EXERCISE PROMPT -
Set out every line of the records below as a Markdown table with two columns, "Row" for the row number and "Line" for the line itself, skipping any blank lines.

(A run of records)
=======

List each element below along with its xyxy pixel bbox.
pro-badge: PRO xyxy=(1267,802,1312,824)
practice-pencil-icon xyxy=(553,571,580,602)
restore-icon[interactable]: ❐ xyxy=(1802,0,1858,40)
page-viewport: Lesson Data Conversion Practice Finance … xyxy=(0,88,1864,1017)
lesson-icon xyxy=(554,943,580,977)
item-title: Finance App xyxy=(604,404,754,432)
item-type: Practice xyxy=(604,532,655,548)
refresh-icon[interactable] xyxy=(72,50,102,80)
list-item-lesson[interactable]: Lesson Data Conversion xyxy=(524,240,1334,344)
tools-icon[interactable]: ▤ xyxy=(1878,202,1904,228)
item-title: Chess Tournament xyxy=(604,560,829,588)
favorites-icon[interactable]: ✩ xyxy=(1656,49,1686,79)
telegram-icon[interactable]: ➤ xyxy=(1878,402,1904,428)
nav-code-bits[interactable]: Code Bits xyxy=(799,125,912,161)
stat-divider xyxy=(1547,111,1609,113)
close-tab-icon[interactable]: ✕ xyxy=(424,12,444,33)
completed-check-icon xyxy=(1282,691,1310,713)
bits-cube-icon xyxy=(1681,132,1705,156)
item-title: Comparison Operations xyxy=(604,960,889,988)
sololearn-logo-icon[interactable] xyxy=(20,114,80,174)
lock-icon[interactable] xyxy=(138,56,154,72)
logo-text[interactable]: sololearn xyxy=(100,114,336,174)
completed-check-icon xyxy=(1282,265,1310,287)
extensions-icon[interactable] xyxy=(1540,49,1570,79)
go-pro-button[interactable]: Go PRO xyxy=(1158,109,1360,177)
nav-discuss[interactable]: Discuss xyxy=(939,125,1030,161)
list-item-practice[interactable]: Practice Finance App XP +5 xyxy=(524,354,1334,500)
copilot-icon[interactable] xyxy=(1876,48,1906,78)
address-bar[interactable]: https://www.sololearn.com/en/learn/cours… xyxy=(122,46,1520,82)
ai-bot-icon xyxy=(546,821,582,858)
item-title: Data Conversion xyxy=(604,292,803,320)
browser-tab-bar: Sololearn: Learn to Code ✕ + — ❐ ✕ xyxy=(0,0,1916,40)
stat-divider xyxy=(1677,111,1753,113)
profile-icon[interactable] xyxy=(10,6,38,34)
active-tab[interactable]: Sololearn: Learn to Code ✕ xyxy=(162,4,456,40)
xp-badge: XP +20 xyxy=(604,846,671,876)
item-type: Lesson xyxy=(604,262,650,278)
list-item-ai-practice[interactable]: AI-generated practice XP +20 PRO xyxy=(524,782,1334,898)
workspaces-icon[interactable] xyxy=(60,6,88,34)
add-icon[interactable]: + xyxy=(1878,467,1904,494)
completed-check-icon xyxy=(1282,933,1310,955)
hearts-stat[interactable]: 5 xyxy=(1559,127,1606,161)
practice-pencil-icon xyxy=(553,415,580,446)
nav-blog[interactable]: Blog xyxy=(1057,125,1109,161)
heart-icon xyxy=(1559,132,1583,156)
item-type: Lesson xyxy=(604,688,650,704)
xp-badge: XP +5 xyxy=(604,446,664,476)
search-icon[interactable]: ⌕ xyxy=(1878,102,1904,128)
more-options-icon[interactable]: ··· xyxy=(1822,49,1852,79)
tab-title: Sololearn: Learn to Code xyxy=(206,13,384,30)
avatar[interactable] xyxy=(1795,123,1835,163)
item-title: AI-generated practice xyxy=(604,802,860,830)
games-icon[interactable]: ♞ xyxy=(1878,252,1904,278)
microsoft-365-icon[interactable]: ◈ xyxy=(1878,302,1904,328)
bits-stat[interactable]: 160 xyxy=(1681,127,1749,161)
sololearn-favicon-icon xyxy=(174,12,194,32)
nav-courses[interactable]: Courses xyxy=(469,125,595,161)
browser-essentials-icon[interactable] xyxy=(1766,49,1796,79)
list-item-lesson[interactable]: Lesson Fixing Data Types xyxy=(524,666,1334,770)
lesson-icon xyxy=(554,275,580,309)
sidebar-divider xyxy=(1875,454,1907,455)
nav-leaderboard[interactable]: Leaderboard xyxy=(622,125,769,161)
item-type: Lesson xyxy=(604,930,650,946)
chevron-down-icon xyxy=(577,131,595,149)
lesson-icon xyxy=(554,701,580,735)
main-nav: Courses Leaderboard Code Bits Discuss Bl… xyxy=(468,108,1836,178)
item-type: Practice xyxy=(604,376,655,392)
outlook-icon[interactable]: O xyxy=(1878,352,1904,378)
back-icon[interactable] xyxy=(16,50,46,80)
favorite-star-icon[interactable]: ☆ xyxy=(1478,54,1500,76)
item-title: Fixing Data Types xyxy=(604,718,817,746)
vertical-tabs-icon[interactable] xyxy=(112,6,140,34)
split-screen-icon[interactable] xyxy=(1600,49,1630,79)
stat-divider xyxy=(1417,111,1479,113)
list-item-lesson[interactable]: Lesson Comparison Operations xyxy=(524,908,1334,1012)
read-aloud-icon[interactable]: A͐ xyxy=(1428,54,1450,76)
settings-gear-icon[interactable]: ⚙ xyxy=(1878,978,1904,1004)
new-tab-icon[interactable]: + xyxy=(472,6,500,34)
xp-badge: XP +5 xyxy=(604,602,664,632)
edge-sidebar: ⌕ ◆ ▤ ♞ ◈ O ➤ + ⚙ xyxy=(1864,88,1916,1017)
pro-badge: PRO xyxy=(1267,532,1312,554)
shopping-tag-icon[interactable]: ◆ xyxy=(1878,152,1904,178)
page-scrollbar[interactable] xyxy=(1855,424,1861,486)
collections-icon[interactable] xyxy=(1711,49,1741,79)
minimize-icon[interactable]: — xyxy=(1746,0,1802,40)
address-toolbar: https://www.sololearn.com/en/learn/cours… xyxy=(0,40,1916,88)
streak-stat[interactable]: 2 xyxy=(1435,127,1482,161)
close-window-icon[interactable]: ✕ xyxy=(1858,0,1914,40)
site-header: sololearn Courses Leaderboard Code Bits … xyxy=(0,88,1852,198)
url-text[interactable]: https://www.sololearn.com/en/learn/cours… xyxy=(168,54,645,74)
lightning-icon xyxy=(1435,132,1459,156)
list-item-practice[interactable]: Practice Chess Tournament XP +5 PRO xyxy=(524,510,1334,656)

=======

SOLUTION FOR THIS EXERCISE -
| Row | Line |
|---|---|
| 1 | List each element below along with its xyxy pixel bbox. |
| 2 | pro-badge: PRO xyxy=(1267,802,1312,824) |
| 3 | practice-pencil-icon xyxy=(553,571,580,602) |
| 4 | restore-icon[interactable]: ❐ xyxy=(1802,0,1858,40) |
| 5 | page-viewport: Lesson Data Conversion Practice Finance … xyxy=(0,88,1864,1017) |
| 6 | lesson-icon xyxy=(554,943,580,977) |
| 7 | item-title: Finance App xyxy=(604,404,754,432) |
| 8 | item-type: Practice xyxy=(604,532,655,548) |
| 9 | refresh-icon[interactable] xyxy=(72,50,102,80) |
| 10 | list-item-lesson[interactable]: Lesson Data Conversion xyxy=(524,240,1334,344) |
| 11 | tools-icon[interactable]: ▤ xyxy=(1878,202,1904,228) |
| 12 | item-title: Chess Tournament xyxy=(604,560,829,588) |
| 13 | favorites-icon[interactable]: ✩ xyxy=(1656,49,1686,79) |
| 14 | telegram-icon[interactable]: ➤ xyxy=(1878,402,1904,428) |
| 15 | nav-code-bits[interactable]: Code Bits xyxy=(799,125,912,161) |
| 16 | stat-divider xyxy=(1547,111,1609,113) |
| 17 | close-tab-icon[interactable]: ✕ xyxy=(424,12,444,33) |
| 18 | completed-check-icon xyxy=(1282,691,1310,713) |
| 19 | bits-cube-icon xyxy=(1681,132,1705,156) |
| 20 | item-title: Comparison Operations xyxy=(604,960,889,988) |
| 21 | sololearn-logo-icon[interactable] xyxy=(20,114,80,174) |
| 22 | lock-icon[interactable] xyxy=(138,56,154,72) |
| 23 | logo-text[interactable]: sololearn xyxy=(100,114,336,174) |
| 24 | completed-check-icon xyxy=(1282,265,1310,287) |
| 25 | extensions-icon[interactable] xyxy=(1540,49,1570,79) |
| 26 | go-pro-button[interactable]: Go PRO xyxy=(1158,109,1360,177) |
| 27 | nav-discuss[interactable]: Discuss xyxy=(939,125,1030,161) |
| 28 | list-item-practice[interactable]: Practice Finance App XP +5 xyxy=(524,354,1334,500) |
| 29 | copilot-icon[interactable] xyxy=(1876,48,1906,78) |
| 30 | address-bar[interactable]: https://www.sololearn.com/en/learn/cours… xyxy=(122,46,1520,82) |
| 31 | ai-bot-icon xyxy=(546,821,582,858) |
| 32 | item-title: Data Conversion xyxy=(604,292,803,320) |
| 33 | browser-tab-bar: Sololearn: Learn to Code ✕ + — ❐ ✕ xyxy=(0,0,1916,40) |
| 34 | stat-divider xyxy=(1677,111,1753,113) |
| 35 | profile-icon[interactable] xyxy=(10,6,38,34) |
| 36 | active-tab[interactable]: Sololearn: Learn to Code ✕ xyxy=(162,4,456,40) |
| 37 | xp-badge: XP +20 xyxy=(604,846,671,876) |
| 38 | item-type: Lesson xyxy=(604,262,650,278) |
| 39 | list-item-ai-practice[interactable]: AI-generated practice XP +20 PRO xyxy=(524,782,1334,898) |
| 40 | workspaces-icon[interactable] xyxy=(60,6,88,34) |
| 41 | add-icon[interactable]: + xyxy=(1878,467,1904,494) |
| 42 | completed-check-icon xyxy=(1282,933,1310,955) |
| 43 | hearts-stat[interactable]: 5 xyxy=(1559,127,1606,161) |
| 44 | practice-pencil-icon xyxy=(553,415,580,446) |
| 45 | nav-blog[interactable]: Blog xyxy=(1057,125,1109,161) |
| 46 | heart-icon xyxy=(1559,132,1583,156) |
| 47 | item-type: Lesson xyxy=(604,688,650,704) |
| 48 | xp-badge: XP +5 xyxy=(604,446,664,476) |
| 49 | search-icon[interactable]: ⌕ xyxy=(1878,102,1904,128) |
| 50 | more-options-icon[interactable]: ··· xyxy=(1822,49,1852,79) |
| 51 | tab-title: Sololearn: Learn to Code xyxy=(206,13,384,30) |
| 52 | avatar[interactable] xyxy=(1795,123,1835,163) |
| 53 | item-title: AI-generated practice xyxy=(604,802,860,830) |
| 54 | games-icon[interactable]: ♞ xyxy=(1878,252,1904,278) |
| 55 | microsoft-365-icon[interactable]: ◈ xyxy=(1878,302,1904,328) |
| 56 | bits-stat[interactable]: 160 xyxy=(1681,127,1749,161) |
| 57 | sololearn-favicon-icon xyxy=(174,12,194,32) |
| 58 | nav-courses[interactable]: Courses xyxy=(469,125,595,161) |
| 59 | browser-essentials-icon[interactable] xyxy=(1766,49,1796,79) |
| 60 | list-item-lesson[interactable]: Lesson Fixing Data Types xyxy=(524,666,1334,770) |
| 61 | lesson-icon xyxy=(554,275,580,309) |
| 62 | sidebar-divider xyxy=(1875,454,1907,455) |
| 63 | nav-leaderboard[interactable]: Leaderboard xyxy=(622,125,769,161) |
| 64 | item-type: Lesson xyxy=(604,930,650,946) |
| 65 | chevron-down-icon xyxy=(577,131,595,149) |
| 66 | lesson-icon xyxy=(554,701,580,735) |
| 67 | main-nav: Courses Leaderboard Code Bits Discuss Bl… xyxy=(468,108,1836,178) |
| 68 | item-type: Practice xyxy=(604,376,655,392) |
| 69 | outlook-icon[interactable]: O xyxy=(1878,352,1904,378) |
| 70 | back-icon[interactable] xyxy=(16,50,46,80) |
| 71 | favorite-star-icon[interactable]: ☆ xyxy=(1478,54,1500,76) |
| 72 | item-title: Fixing Data Types xyxy=(604,718,817,746) |
| 73 | vertical-tabs-icon[interactable] xyxy=(112,6,140,34) |
| 74 | split-screen-icon[interactable] xyxy=(1600,49,1630,79) |
| 75 | stat-divider xyxy=(1417,111,1479,113) |
| 76 | list-item-lesson[interactable]: Lesson Comparison Operations xyxy=(524,908,1334,1012) |
| 77 | read-aloud-icon[interactable]: A͐ xyxy=(1428,54,1450,76) |
| 78 | settings-gear-icon[interactable]: ⚙ xyxy=(1878,978,1904,1004) |
| 79 | new-tab-icon[interactable]: + xyxy=(472,6,500,34) |
| 80 | xp-badge: XP +5 xyxy=(604,602,664,632) |
| 81 | edge-sidebar: ⌕ ◆ ▤ ♞ ◈ O ➤ + ⚙ xyxy=(1864,88,1916,1017) |
| 82 | pro-badge: PRO xyxy=(1267,532,1312,554) |
| 83 | shopping-tag-icon[interactable]: ◆ xyxy=(1878,152,1904,178) |
| 84 | page-scrollbar[interactable] xyxy=(1855,424,1861,486) |
| 85 | collections-icon[interactable] xyxy=(1711,49,1741,79) |
| 86 | minimize-icon[interactable]: — xyxy=(1746,0,1802,40) |
| 87 | address-toolbar: https://www.sololearn.com/en/learn/cours… xyxy=(0,40,1916,88) |
| 88 | streak-stat[interactable]: 2 xyxy=(1435,127,1482,161) |
| 89 | close-window-icon[interactable]: ✕ xyxy=(1858,0,1914,40) |
| 90 | site-header: sololearn Courses Leaderboard Code Bits … xyxy=(0,88,1852,198) |
| 91 | url-text[interactable]: https://www.sololearn.com/en/learn/cours… xyxy=(168,54,645,74) |
| 92 | lightning-icon xyxy=(1435,132,1459,156) |
| 93 | list-item-practice[interactable]: Practice Chess Tournament XP +5 PRO xyxy=(524,510,1334,656) |